- PASSAGE
———

My experience similar to terrys6t8roadster:

I had a 68 base roadster and 72 LT-1 that I pulled the windshields out and had some holes in both in the windshield frames in the areas where the glass would contact the windshield frame.

The 72 had about a 1"x3/8" hole in the A pillar, and a couple holes in the top cross piece, 2"x3/8" and 1x3/8" +/-

The 68 was similar but maybe one less hole in the top cross piece.

The rest had some surface rust here and there but still good.

So, I filed out some windows where the holes were back to good metal and carefully fitted some replacement sheet metal inserts and my professional mechanic friend mig welded them in. Welding a little at a time, trying minimize the heat input and alternating sides.

Then ground reasonably smooth, enough to get a good windshield seal, then POR15.

———

- INFORMATION PROVIDED
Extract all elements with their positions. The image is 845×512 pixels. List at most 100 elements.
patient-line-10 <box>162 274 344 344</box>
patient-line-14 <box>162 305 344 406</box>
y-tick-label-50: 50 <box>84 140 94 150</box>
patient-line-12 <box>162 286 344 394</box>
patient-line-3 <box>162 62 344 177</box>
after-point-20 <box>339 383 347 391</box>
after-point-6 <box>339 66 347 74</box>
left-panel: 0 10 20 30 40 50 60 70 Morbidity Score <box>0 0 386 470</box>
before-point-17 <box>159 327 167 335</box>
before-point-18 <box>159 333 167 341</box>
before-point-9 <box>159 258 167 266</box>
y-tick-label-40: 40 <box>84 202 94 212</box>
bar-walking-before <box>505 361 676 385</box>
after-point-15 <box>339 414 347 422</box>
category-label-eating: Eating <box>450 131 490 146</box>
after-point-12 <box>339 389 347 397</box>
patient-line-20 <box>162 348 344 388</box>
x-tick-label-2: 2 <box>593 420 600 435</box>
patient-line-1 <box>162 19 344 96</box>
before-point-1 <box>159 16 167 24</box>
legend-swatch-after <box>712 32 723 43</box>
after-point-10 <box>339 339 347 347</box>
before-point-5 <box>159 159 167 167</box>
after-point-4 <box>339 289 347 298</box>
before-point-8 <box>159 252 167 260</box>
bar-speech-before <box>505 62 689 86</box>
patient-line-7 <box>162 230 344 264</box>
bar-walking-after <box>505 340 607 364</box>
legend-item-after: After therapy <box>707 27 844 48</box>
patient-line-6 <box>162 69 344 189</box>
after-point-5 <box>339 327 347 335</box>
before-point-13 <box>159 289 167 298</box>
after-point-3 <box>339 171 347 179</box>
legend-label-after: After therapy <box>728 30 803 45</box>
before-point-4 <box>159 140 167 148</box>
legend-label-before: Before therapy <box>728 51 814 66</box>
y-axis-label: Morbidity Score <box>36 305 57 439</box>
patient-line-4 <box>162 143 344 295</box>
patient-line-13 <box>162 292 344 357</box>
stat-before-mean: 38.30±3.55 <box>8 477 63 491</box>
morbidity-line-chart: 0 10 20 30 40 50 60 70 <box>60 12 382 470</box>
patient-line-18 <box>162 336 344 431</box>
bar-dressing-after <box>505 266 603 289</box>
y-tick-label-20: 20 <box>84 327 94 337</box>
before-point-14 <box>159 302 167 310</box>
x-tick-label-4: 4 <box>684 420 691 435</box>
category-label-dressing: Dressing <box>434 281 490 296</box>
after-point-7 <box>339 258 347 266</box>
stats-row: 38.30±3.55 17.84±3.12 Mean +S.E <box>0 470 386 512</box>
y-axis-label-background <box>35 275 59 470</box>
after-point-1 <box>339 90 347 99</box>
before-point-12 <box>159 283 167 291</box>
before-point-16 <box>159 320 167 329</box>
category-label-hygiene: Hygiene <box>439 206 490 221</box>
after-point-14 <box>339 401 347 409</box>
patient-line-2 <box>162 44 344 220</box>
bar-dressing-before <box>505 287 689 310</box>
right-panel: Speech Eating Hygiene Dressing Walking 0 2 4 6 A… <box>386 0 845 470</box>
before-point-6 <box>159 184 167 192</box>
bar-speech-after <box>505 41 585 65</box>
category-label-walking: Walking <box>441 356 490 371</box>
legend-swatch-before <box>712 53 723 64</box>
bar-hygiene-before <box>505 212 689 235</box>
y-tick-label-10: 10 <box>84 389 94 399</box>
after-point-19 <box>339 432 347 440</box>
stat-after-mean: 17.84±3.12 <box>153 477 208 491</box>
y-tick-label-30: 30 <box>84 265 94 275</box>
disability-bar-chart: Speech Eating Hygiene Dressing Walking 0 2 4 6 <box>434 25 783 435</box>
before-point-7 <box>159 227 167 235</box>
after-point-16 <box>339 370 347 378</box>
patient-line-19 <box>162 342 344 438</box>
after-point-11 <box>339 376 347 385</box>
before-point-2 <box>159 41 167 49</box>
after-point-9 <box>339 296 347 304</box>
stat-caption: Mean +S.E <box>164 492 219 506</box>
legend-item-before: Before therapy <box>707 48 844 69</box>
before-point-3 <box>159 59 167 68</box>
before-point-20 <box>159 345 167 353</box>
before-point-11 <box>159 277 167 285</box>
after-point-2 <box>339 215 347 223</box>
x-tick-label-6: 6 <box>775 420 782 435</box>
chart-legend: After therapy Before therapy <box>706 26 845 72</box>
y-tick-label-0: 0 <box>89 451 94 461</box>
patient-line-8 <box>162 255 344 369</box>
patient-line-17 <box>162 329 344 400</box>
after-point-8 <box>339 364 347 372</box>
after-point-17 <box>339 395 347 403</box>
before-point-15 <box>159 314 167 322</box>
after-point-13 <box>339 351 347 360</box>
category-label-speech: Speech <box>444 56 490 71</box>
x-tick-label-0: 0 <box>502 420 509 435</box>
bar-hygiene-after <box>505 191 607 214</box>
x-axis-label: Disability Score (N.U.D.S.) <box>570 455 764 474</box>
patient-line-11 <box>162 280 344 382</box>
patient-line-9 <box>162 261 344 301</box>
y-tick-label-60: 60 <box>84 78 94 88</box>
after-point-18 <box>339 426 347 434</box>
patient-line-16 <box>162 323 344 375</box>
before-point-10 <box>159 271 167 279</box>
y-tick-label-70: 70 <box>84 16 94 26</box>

———

- REQUIRED TASKS
**A)** Revise the windshield frame repair post, starting with "The 68 was similar" and going on through "and alternating sides.", and replace "sheet metal inserts" with "steel patch panels".
**B)** According to the windshield frame repair post, what was applied after the welded areas were ground reasonably smooth?

- TASK-BY-TASK SOLUTIONS
**A)**
The 68 was similar but maybe one less hole in the top cross piece.

The rest had some surface rust here and there but still good.

So, I filed out some windows where the holes were back to good metal and carefully fitted some replacement steel patch panels and my professional mechanic friend mig welded them in. Welding a little at a time, trying minimize the heat input and alternating sides.

**B)** POR15